AIM> Exactly repeat the material, dropping only the pictures.

***** EXTRACTED RECORDS *****

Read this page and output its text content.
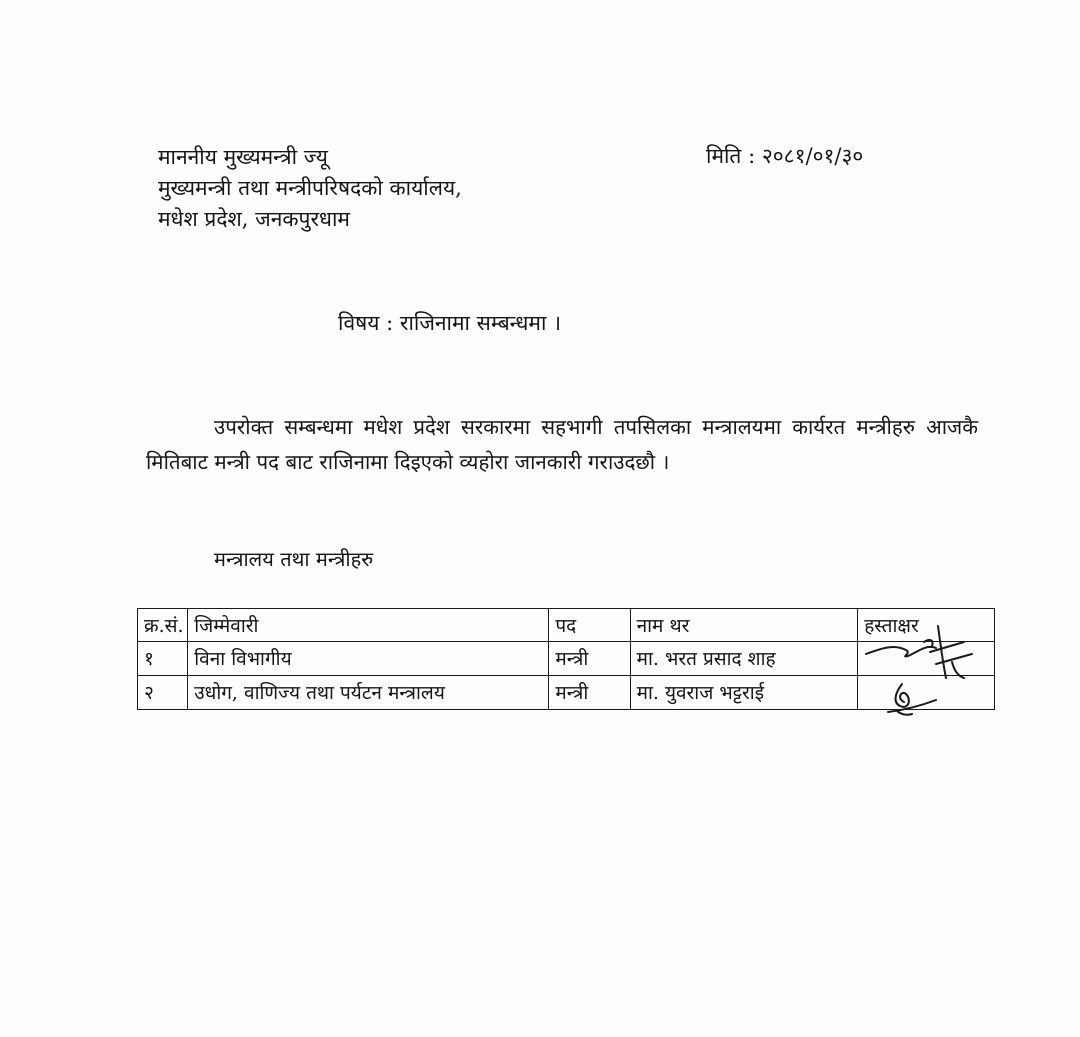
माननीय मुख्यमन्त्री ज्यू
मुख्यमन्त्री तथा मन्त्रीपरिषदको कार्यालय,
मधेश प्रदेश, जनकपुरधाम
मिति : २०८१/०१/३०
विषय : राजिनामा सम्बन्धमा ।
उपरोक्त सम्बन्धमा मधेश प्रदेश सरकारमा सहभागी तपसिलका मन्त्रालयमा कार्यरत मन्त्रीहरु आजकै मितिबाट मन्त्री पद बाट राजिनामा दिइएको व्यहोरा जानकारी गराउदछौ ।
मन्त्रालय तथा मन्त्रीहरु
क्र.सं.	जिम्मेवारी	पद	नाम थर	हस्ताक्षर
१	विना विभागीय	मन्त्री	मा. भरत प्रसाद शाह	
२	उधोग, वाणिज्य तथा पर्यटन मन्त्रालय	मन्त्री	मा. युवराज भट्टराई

*****

EXERCISE OUTPUT>
Read this page and output its text content.
माननीय मुख्यमन्त्री ज्यू
मुख्यमन्त्री तथा मन्त्रीपरिषदको कार्यालय,
मधेश प्रदेश, जनकपुरधाम
मिति : २०८१/०१/३०
विषय : राजिनामा सम्बन्धमा ।
उपरोक्त सम्बन्धमा मधेश प्रदेश सरकारमा सहभागी तपसिलका मन्त्रालयमा कार्यरत मन्त्रीहरु आजकै मितिबाट मन्त्री पद बाट राजिनामा दिइएको व्यहोरा जानकारी गराउदछौ ।
मन्त्रालय तथा मन्त्रीहरु
क्र.सं.	जिम्मेवारी	पद	नाम थर	हस्ताक्षर
१	विना विभागीय	मन्त्री	मा. भरत प्रसाद शाह	
२	उधोग, वाणिज्य तथा पर्यटन मन्त्रालय	मन्त्री	मा. युवराज भट्टराई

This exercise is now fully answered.